Excerpted passage
--- START ---

Although most of the structures in the neck receive tolerated doses in WNI, it is prudent to limit the dose to this area if oncologic outcomes are not compromised. A recent study showed a dose-response curve demonstrating an increased chance of development of hypothyroidism.[22] Furthermore, limiting dose to this area may prevent intima media thickening,[23] esophagitis, and pulmonary apical fibrosis in this subset of patients. In the studies included in this review, two studies showed no significant difference in the rates of acute and late effects, except more patients had lower neck dermatitis, skin atrophy, and lung apex fibrosis in the WNI group.[13,14] One study reported that three patients had cranial neuropathy and one patient had unilateral laryngeal nerve palsy in the WNI group.[15]

With the advent of modern imaging, the staging of NPC has evolved from mere clinical palpation to image-guided staging. CT scan is not able to predict and differentiate primary tumor from RP nodes; the advantage of MRI is that it can delineate these nodes specifically. RP lymph node involvement may be present in 86.4% of patients when staged using MRI.[21] The presence of positive RP nodes has prognostic implications. In the sixth edition of the AJCC/UICC staging system, the presence of positive RP nodes was staged as N0, but most studies have shown that a positive RP node behaves like N1 disease. For this reason, in the seventh edition of the AJCC/UICC staging system, disease with positive RP node was considered N1 disease. All of the studies included in this review were staged according to the sixth edition staging classification. As such, it is possible that some of the patients may have been RP node–positive. This further supports our hypothesis that radiation to one or two lymph nodes beyond the affected echelon may be adequate as ENI.

The use of cisplatin-based chemotherapy has been a standard in locally advanced NPC as concurrent treatment with radiation with or without neoadjuvant or adjuvant chemotherapy. Cisplatin has been shown to increase local control and overall survival.[3,4] Only 33% of patients included in the review (n = 509) received some form of chemotherapy as concurrent, neoadjuvant, or adjuvant therapy. Given that only 33% of patients received chemotherapy, in the absence of subset analysis, it may be reasonable to conclude that chemotherapy did not compensate for the lack of WNI therapy to address possible microscopic disease. The 5-year survival rates of the patients, regardless of whether or not chemotherapy was given, approached the survival rates of landmark trials. This could be because high tumor stage is related to a local problem, whereas distant metastasis is related to nodal burden.

--- END ---

Prompt 1
In the passage on neck irradiation, what percentage of patients may have RP lymph node involvement when staged using MRI?
Prompt 2
Rewrite the passage on neck irradiation starting with "The use of cisplatin-based" and going on through "to nodal burden.", substituting "systemic therapy" for "chemotherapy".

(Document layout detection data)
--- START ---

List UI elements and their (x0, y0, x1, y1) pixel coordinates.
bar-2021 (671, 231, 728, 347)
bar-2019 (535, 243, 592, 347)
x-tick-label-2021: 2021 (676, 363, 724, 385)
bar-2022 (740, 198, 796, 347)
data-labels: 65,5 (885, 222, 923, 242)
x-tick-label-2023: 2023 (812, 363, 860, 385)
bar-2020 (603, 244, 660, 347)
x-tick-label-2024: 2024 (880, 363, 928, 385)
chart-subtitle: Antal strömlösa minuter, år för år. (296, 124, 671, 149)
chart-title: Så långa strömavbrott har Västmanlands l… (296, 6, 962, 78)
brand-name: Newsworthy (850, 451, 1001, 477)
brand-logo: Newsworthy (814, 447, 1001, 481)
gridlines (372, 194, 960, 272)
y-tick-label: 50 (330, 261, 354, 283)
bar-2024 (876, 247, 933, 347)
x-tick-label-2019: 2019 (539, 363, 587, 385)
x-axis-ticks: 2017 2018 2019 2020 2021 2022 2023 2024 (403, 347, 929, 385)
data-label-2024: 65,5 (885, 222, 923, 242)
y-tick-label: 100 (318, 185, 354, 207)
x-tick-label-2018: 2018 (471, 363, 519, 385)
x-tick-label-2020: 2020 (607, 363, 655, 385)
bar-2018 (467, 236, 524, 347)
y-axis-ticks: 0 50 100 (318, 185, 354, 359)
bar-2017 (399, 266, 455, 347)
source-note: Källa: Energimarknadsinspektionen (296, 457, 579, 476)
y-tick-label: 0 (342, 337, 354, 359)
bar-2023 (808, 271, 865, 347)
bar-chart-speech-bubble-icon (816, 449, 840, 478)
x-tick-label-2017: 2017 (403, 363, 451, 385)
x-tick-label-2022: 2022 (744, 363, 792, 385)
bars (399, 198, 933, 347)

--- END ---

Written reply 1
86.4%

Written reply 2
The use of cisplatin-based systemic therapy has been a standard in locally advanced NPC as concurrent treatment with radiation with or without neoadjuvant or adjuvant systemic therapy. Cisplatin has been shown to increase local control and overall survival.[3,4] Only 33% of patients included in the review (n = 509) received some form of systemic therapy as concurrent, neoadjuvant, or adjuvant therapy. Given that only 33% of patients received systemic therapy, in the absence of subset analysis, it may be reasonable to conclude that systemic therapy did not compensate for the lack of WNI therapy to address possible microscopic disease. The 5-year survival rates of the patients, regardless of whether or not systemic therapy was given, approached the survival rates of landmark trials. This could be because high tumor stage is related to a local problem, whereas distant metastasis is related to nodal burden.